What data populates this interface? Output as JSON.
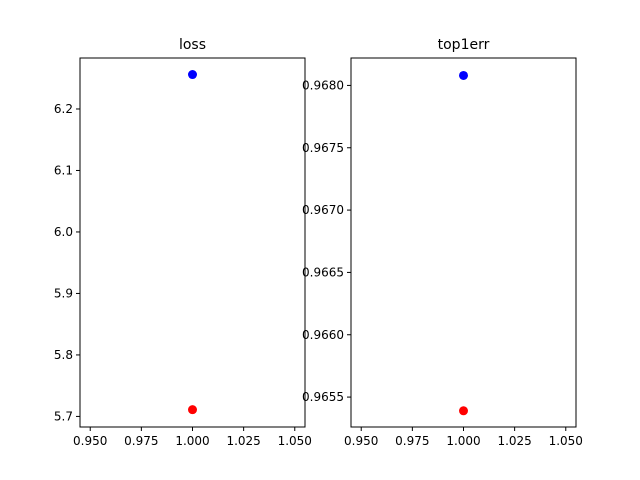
{
  "chart_data": [
    {
      "type": "scatter",
      "title": "loss",
      "xlabel": "",
      "ylabel": "",
      "xlim": [
        0.945,
        1.055
      ],
      "ylim": [
        5.6828,
        6.2829
      ],
      "xticks": [
        "0.950",
        "0.975",
        "1.000",
        "1.025",
        "1.050"
      ],
      "xtick_values": [
        0.95,
        0.975,
        1.0,
        1.025,
        1.05
      ],
      "yticks": [
        "5.7",
        "5.8",
        "5.9",
        "6.0",
        "6.1",
        "6.2"
      ],
      "ytick_values": [
        5.7,
        5.8,
        5.9,
        6.0,
        6.1,
        6.2
      ],
      "grid": false,
      "series": [
        {
          "x": [
            1.0
          ],
          "y": [
            6.256
          ],
          "color": "#0000ff"
        },
        {
          "x": [
            1.0
          ],
          "y": [
            5.711
          ],
          "color": "#ff0000"
        }
      ]
    },
    {
      "type": "scatter",
      "title": "top1err",
      "xlabel": "",
      "ylabel": "",
      "xlim": [
        0.945,
        1.055
      ],
      "ylim": [
        0.96526,
        0.96822
      ],
      "xticks": [
        "0.950",
        "0.975",
        "1.000",
        "1.025",
        "1.050"
      ],
      "xtick_values": [
        0.95,
        0.975,
        1.0,
        1.025,
        1.05
      ],
      "yticks": [
        "0.9655",
        "0.9660",
        "0.9665",
        "0.9670",
        "0.9675",
        "0.9680"
      ],
      "ytick_values": [
        0.9655,
        0.966,
        0.9665,
        0.967,
        0.9675,
        0.968
      ],
      "grid": false,
      "series": [
        {
          "x": [
            1.0
          ],
          "y": [
            0.96808
          ],
          "color": "#0000ff"
        },
        {
          "x": [
            1.0
          ],
          "y": [
            0.96539
          ],
          "color": "#ff0000"
        }
      ]
    }
  ]
}
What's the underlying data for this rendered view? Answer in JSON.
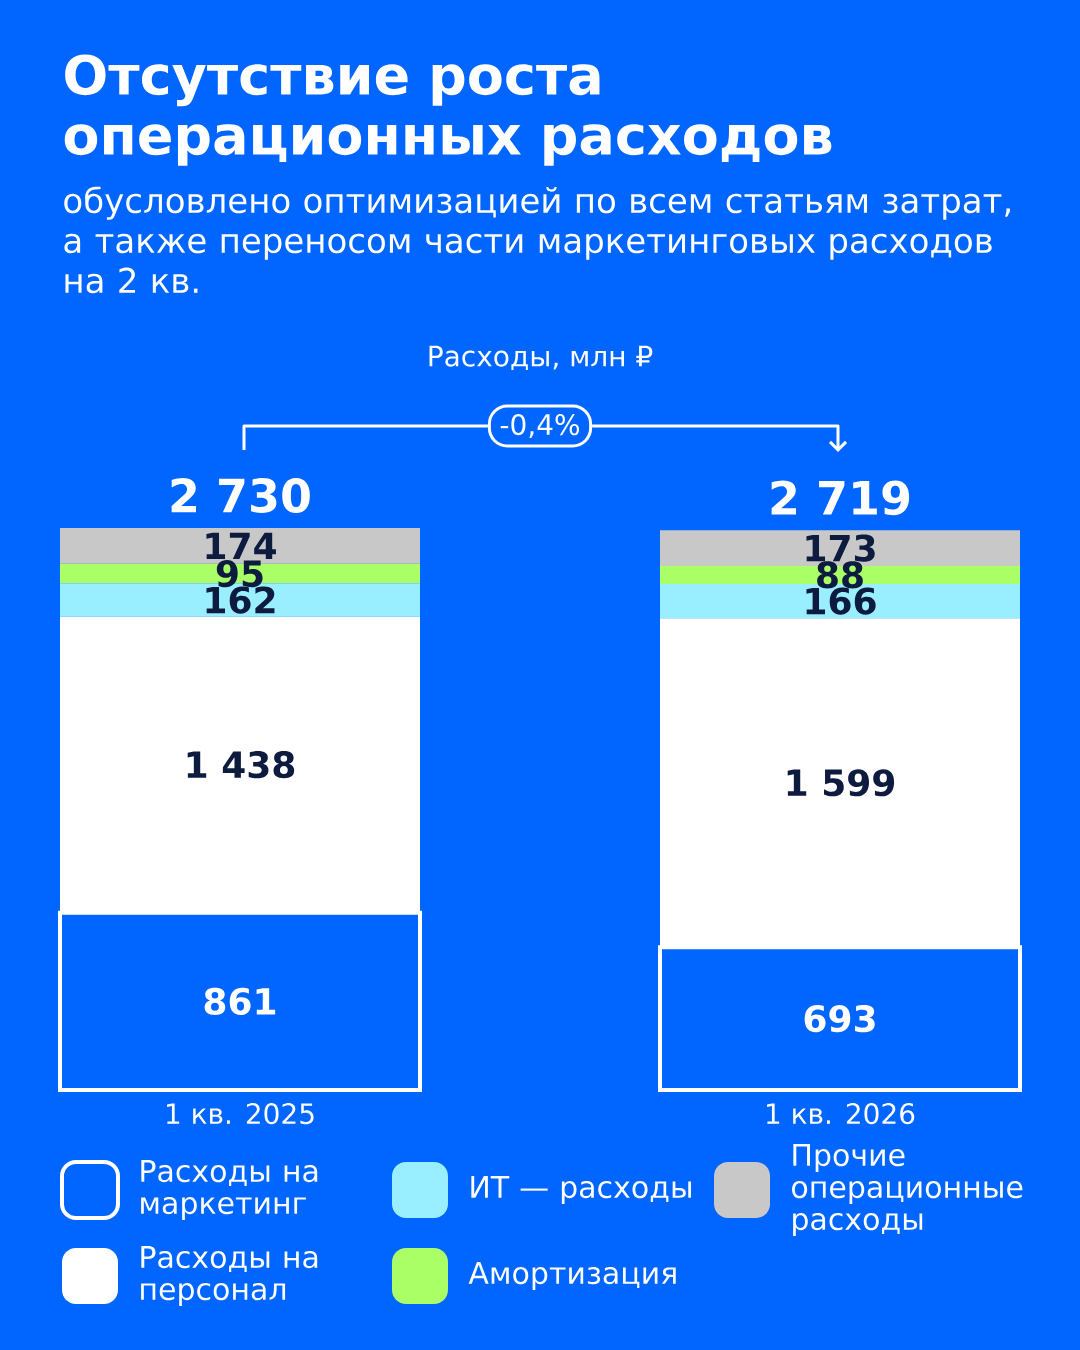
{
  "chart_data": {
    "type": "bar",
    "title": "Отсутствие роста операционных расходов",
    "subtitle": "обусловлено оптимизацией по всем статьям затрат, а также переносом части маркетинговых расходов на 2 кв.",
    "categories": [
      "1 кв. 2025",
      "1 кв. 2026"
    ],
    "stacked": true,
    "legend": "bottom",
    "series": [
      {
        "name": "Расходы на маркетинг",
        "color": "#0066ff",
        "values": [
          861,
          693
        ],
        "value_labels": [
          "861",
          "693"
        ]
      },
      {
        "name": "Расходы на персонал",
        "color": "#ffffff",
        "values": [
          1438,
          1599
        ],
        "value_labels": [
          "1 438",
          "1 599"
        ]
      },
      {
        "name": "ИТ — расходы",
        "color": "#99eeff",
        "values": [
          162,
          166
        ],
        "value_labels": [
          "162",
          "166"
        ]
      },
      {
        "name": "Амортизация",
        "color": "#aaff66",
        "values": [
          95,
          88
        ],
        "value_labels": [
          "95",
          "88"
        ]
      },
      {
        "name": "Прочие операционные расходы",
        "color": "#c8c8c8",
        "values": [
          174,
          173
        ],
        "value_labels": [
          "174",
          "173"
        ]
      }
    ],
    "totals": [
      "2 730",
      "2 719"
    ],
    "annotations": [
      "Расходы, млн ₽",
      "-0,4%"
    ]
  }
}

Work required
Transcribe the full listing character for character. Pictures are excluded.

Solution below
What data populates this interface? Output as JSON.
{
  "chart_data": [
    {
      "type": "scatter",
      "title": "loss",
      "xlabel": "",
      "ylabel": "",
      "xlim": [
        0.945,
        1.055
      ],
      "ylim": [
        5.6828,
        6.2829
      ],
      "xticks": [
        "0.950",
        "0.975",
        "1.000",
        "1.025",
        "1.050"
      ],
      "xtick_values": [
        0.95,
        0.975,
        1.0,
        1.025,
        1.05
      ],
      "yticks": [
        "5.7",
        "5.8",
        "5.9",
        "6.0",
        "6.1",
        "6.2"
      ],
      "ytick_values": [
        5.7,
        5.8,
        5.9,
        6.0,
        6.1,
        6.2
      ],
      "grid": false,
      "series": [
        {
          "x": [
            1.0
          ],
          "y": [
            6.256
          ],
          "color": "#0000ff"
        },
        {
          "x": [
            1.0
          ],
          "y": [
            5.711
          ],
          "color": "#ff0000"
        }
      ]
    },
    {
      "type": "scatter",
      "title": "top1err",
      "xlabel": "",
      "ylabel": "",
      "xlim": [
        0.945,
        1.055
      ],
      "ylim": [
        0.96526,
        0.96822
      ],
      "xticks": [
        "0.950",
        "0.975",
        "1.000",
        "1.025",
        "1.050"
      ],
      "xtick_values": [
        0.95,
        0.975,
        1.0,
        1.025,
        1.05
      ],
      "yticks": [
        "0.9655",
        "0.9660",
        "0.9665",
        "0.9670",
        "0.9675",
        "0.9680"
      ],
      "ytick_values": [
        0.9655,
        0.966,
        0.9665,
        0.967,
        0.9675,
        0.968
      ],
      "grid": false,
      "series": [
        {
          "x": [
            1.0
          ],
          "y": [
            0.96808
          ],
          "color": "#0000ff"
        },
        {
          "x": [
            1.0
          ],
          "y": [
            0.96539
          ],
          "color": "#ff0000"
        }
      ]
    }
  ]
}
What's the underlying data for this rendered view? Answer in JSON.
{
  "chart_data": {
    "type": "bar",
    "title": "Отсутствие роста операционных расходов",
    "subtitle": "обусловлено оптимизацией по всем статьям затрат, а также переносом части маркетинговых расходов на 2 кв.",
    "categories": [
      "1 кв. 2025",
      "1 кв. 2026"
    ],
    "stacked": true,
    "legend": "bottom",
    "series": [
      {
        "name": "Расходы на маркетинг",
        "color": "#0066ff",
        "values": [
          861,
          693
        ],
        "value_labels": [
          "861",
          "693"
        ]
      },
      {
        "name": "Расходы на персонал",
        "color": "#ffffff",
        "values": [
          1438,
          1599
        ],
        "value_labels": [
          "1 438",
          "1 599"
        ]
      },
      {
        "name": "ИТ — расходы",
        "color": "#99eeff",
        "values": [
          162,
          166
        ],
        "value_labels": [
          "162",
          "166"
        ]
      },
      {
        "name": "Амортизация",
        "color": "#aaff66",
        "values": [
          95,
          88
        ],
        "value_labels": [
          "95",
          "88"
        ]
      },
      {
        "name": "Прочие операционные расходы",
        "color": "#c8c8c8",
        "values": [
          174,
          173
        ],
        "value_labels": [
          "174",
          "173"
        ]
      }
    ],
    "totals": [
      "2 730",
      "2 719"
    ],
    "annotations": [
      "Расходы, млн ₽",
      "-0,4%"
    ]
  }
}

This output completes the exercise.